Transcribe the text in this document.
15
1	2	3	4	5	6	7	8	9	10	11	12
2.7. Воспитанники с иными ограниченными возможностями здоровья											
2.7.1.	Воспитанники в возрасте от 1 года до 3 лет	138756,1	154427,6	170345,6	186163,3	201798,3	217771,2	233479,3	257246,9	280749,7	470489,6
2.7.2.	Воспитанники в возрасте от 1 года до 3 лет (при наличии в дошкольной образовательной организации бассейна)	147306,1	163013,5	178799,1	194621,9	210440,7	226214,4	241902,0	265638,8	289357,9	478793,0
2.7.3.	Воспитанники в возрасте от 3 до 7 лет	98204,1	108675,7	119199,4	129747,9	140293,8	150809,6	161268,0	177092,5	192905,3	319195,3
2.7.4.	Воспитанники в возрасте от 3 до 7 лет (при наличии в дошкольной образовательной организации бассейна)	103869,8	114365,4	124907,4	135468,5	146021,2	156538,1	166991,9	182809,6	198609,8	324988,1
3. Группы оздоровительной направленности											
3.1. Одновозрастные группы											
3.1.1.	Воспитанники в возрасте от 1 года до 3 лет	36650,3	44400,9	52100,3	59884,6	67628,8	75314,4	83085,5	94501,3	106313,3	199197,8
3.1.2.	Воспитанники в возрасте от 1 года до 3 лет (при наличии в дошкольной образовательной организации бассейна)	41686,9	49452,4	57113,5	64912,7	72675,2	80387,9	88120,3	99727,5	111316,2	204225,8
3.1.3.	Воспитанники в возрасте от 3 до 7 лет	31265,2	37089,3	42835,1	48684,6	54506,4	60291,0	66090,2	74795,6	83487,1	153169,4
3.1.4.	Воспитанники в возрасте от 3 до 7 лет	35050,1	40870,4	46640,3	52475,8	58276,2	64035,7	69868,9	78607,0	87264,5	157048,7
|---|
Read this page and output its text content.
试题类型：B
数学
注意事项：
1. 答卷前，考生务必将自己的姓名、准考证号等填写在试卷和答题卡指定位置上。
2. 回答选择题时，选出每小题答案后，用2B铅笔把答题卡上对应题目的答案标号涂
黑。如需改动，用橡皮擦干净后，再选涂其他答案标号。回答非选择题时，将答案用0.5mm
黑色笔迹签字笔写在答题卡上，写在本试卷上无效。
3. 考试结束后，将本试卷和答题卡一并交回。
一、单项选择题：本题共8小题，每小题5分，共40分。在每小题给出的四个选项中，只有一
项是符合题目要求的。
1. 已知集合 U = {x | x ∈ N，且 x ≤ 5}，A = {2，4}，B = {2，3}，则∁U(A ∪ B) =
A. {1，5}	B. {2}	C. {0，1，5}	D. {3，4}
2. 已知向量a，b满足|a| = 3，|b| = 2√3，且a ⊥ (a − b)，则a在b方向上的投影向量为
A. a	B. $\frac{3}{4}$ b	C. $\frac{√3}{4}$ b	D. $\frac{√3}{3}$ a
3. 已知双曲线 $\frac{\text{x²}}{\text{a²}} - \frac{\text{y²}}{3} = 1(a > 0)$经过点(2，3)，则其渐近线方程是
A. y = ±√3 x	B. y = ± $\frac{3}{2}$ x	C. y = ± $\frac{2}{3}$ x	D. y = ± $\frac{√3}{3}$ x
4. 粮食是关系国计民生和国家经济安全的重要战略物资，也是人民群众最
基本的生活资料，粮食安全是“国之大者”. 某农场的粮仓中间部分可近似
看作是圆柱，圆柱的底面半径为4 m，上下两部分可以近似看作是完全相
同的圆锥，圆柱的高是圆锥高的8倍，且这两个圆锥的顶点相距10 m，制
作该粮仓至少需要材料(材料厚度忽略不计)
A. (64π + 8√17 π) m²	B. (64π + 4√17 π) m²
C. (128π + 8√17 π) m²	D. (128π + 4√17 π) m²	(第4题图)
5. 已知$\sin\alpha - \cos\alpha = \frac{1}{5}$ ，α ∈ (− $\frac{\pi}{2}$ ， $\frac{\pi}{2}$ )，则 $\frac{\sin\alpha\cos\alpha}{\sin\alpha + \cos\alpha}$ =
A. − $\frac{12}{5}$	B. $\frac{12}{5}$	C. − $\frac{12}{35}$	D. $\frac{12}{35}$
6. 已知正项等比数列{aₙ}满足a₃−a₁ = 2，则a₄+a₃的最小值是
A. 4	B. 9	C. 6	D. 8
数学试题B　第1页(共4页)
|---|
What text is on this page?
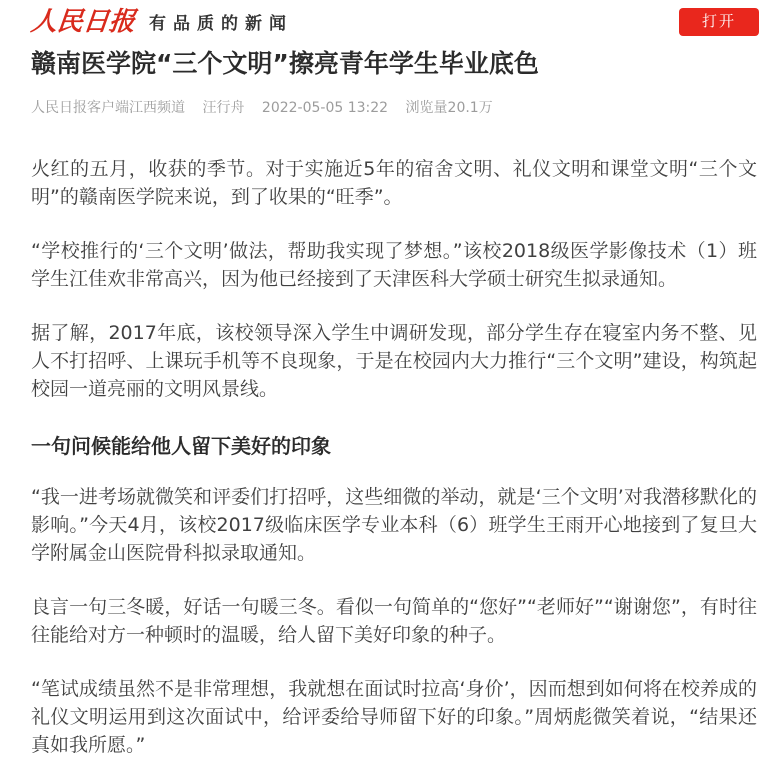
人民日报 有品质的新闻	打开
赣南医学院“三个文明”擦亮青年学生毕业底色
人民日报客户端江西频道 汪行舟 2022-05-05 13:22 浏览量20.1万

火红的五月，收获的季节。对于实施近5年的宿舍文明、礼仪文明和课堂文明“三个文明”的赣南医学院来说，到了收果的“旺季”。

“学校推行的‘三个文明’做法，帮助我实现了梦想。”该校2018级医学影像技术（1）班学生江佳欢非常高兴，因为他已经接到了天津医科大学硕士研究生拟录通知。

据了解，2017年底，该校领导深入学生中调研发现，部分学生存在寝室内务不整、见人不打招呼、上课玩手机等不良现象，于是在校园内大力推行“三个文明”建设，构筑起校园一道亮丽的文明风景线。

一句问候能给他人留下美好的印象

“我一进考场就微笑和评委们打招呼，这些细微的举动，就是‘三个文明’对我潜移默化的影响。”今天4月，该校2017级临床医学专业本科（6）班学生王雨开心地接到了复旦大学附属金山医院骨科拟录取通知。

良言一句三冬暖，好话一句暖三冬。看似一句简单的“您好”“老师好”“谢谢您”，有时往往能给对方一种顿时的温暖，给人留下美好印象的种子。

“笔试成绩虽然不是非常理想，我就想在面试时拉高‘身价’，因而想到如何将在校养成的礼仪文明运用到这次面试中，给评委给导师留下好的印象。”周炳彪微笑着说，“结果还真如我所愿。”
|---|
# THE TASK
Each line in the entries above that includes the string "page" should be extracted.

# THE OUTPUT
Read this page and output its text content.
What text is on this page?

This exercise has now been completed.